> _STATED PROBLEM_
Copy out the lines that include the word "dengan".

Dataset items
============
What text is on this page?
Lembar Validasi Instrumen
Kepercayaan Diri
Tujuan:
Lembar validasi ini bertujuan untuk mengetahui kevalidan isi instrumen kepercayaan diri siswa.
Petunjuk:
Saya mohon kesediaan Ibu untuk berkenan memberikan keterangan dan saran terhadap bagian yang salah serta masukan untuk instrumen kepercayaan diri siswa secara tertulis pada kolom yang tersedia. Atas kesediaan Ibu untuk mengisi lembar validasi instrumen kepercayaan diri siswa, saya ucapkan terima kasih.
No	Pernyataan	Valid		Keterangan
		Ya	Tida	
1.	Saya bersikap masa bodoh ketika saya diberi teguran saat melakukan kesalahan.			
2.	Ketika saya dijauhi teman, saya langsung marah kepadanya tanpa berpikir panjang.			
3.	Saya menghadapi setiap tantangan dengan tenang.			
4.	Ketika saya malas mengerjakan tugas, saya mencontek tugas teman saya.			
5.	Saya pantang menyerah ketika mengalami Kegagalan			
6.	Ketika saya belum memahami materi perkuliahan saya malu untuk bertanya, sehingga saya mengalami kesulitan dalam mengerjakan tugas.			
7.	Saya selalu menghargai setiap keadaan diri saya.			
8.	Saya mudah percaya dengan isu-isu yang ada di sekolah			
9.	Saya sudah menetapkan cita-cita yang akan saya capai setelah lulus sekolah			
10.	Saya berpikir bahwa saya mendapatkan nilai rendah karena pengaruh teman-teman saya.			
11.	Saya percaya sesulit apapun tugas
============
> _ANSWER TO THIS EXERCISE_
3.	Saya menghadapi setiap tantangan dengan tenang.			
8.	Saya mudah percaya dengan isu-isu yang ada di sekolah			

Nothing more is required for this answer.